PROMPT.
Would it be possible to write out each entry below exactly, without the pictures?

# # # # # # #

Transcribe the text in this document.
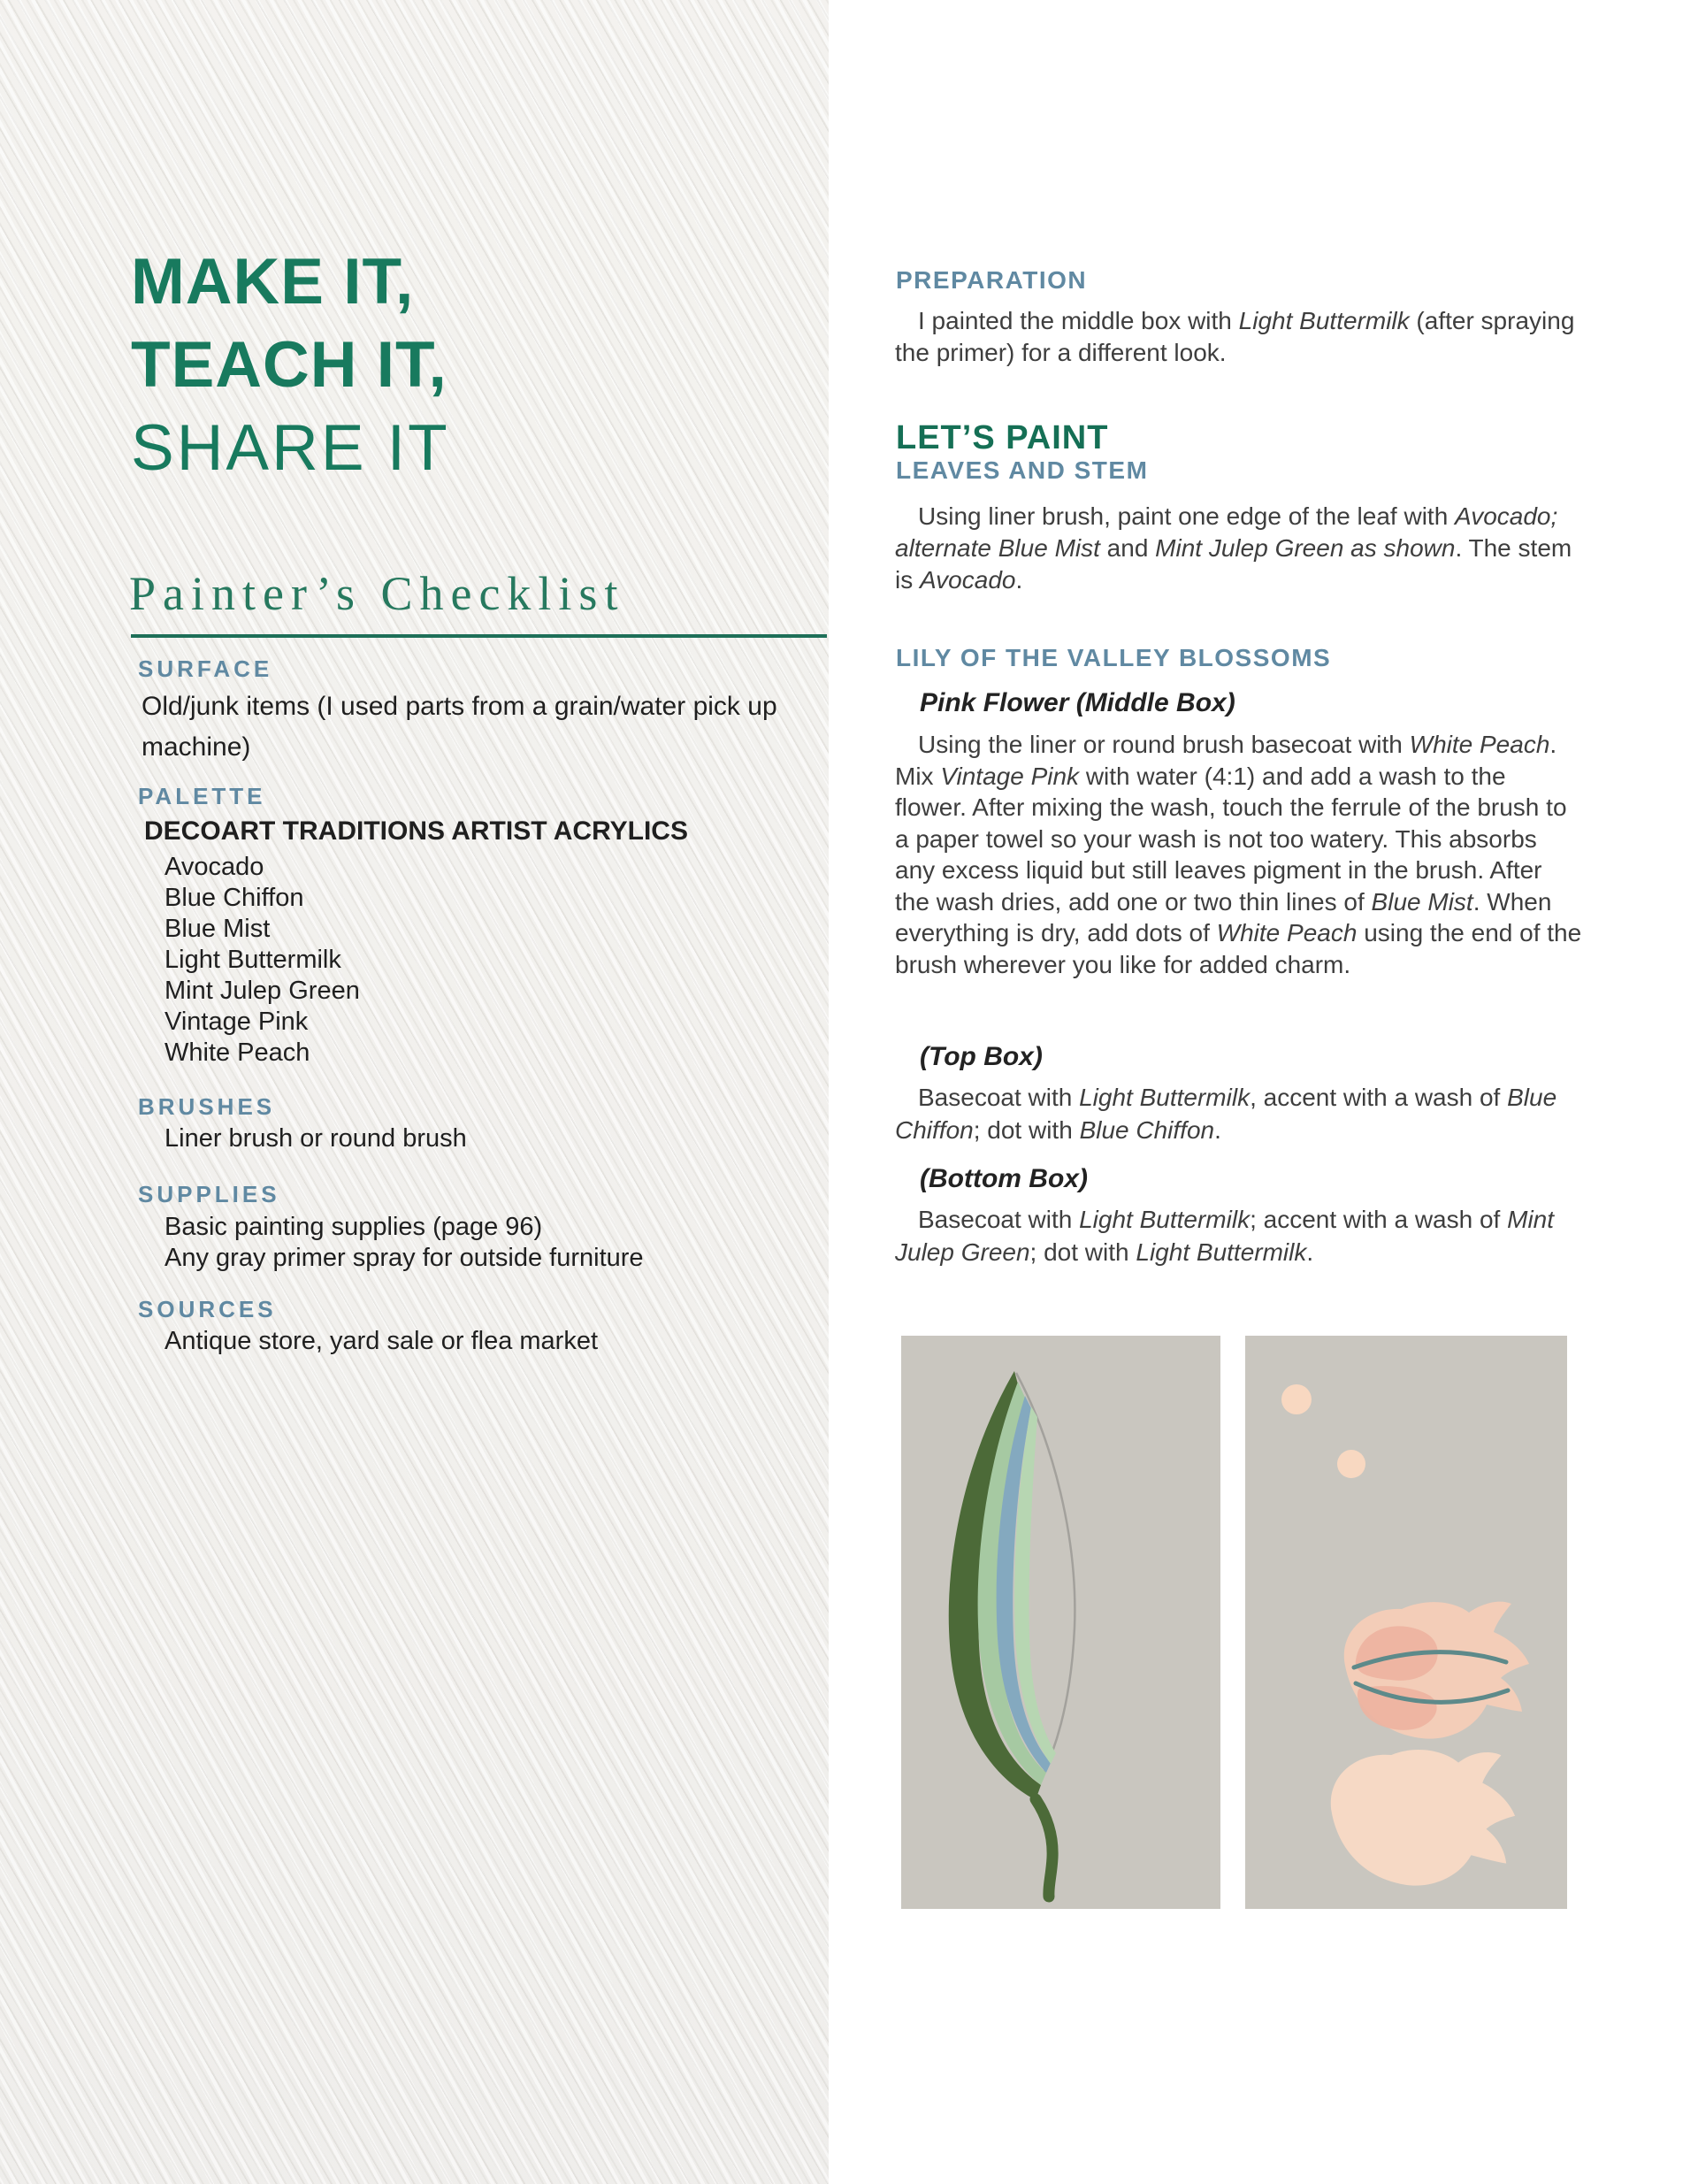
MAKE IT,
TEACH IT,
SHARE IT
Painter’s Checklist
SURFACE
Old/junk items (I used parts from a grain/water pick up machine)
PALETTE
DECOART TRADITIONS ARTIST ACRYLICS
Avocado
Blue Chiffon
Blue Mist
Light Buttermilk
Mint Julep Green
Vintage Pink
White Peach
BRUSHES
Liner brush or round brush
SUPPLIES
Basic painting supplies (page 96)
Any gray primer spray for outside furniture
SOURCES
Antique store, yard sale or flea market
PREPARATION
I painted the middle box with Light Buttermilk (after spraying the primer) for a different look.
LET’S PAINT
LEAVES AND STEM
Using liner brush, paint one edge of the leaf with Avocado; alternate Blue Mist and Mint Julep Green as shown. The stem is Avocado.
LILY OF THE VALLEY BLOSSOMS
Pink Flower (Middle Box)
Using the liner or round brush basecoat with White Peach. Mix Vintage Pink with water (4:1) and add a wash to the flower. After mixing the wash, touch the ferrule of the brush to a paper towel so your wash is not too watery. This absorbs any excess liquid but still leaves pigment in the brush. After the wash dries, add one or two thin lines of Blue Mist. When everything is dry, add dots of White Peach using the end of the brush wherever you like for added charm.
(Top Box)
Basecoat with Light Buttermilk, accent with a wash of Blue Chiffon; dot with Blue Chiffon.
(Bottom Box)
Basecoat with Light Buttermilk; accent with a wash of Mint Julep Green; dot with Light Buttermilk.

# # # # # # #

RESULT FOR THIS EXERCISE.
Transcribe the text in this document.
MAKE IT,
TEACH IT,
SHARE IT
Painter’s Checklist
SURFACE
Old/junk items (I used parts from a grain/water pick up machine)
PALETTE
DECOART TRADITIONS ARTIST ACRYLICS
Avocado
Blue Chiffon
Blue Mist
Light Buttermilk
Mint Julep Green
Vintage Pink
White Peach
BRUSHES
Liner brush or round brush
SUPPLIES
Basic painting supplies (page 96)
Any gray primer spray for outside furniture
SOURCES
Antique store, yard sale or flea market
PREPARATION
I painted the middle box with Light Buttermilk (after spraying the primer) for a different look.
LET’S PAINT
LEAVES AND STEM
Using liner brush, paint one edge of the leaf with Avocado; alternate Blue Mist and Mint Julep Green as shown. The stem is Avocado.
LILY OF THE VALLEY BLOSSOMS
Pink Flower (Middle Box)
Using the liner or round brush basecoat with White Peach. Mix Vintage Pink with water (4:1) and add a wash to the flower. After mixing the wash, touch the ferrule of the brush to a paper towel so your wash is not too watery. This absorbs any excess liquid but still leaves pigment in the brush. After the wash dries, add one or two thin lines of Blue Mist. When everything is dry, add dots of White Peach using the end of the brush wherever you like for added charm.
(Top Box)
Basecoat with Light Buttermilk, accent with a wash of Blue Chiffon; dot with Blue Chiffon.
(Bottom Box)
Basecoat with Light Buttermilk; accent with a wash of Mint Julep Green; dot with Light Buttermilk.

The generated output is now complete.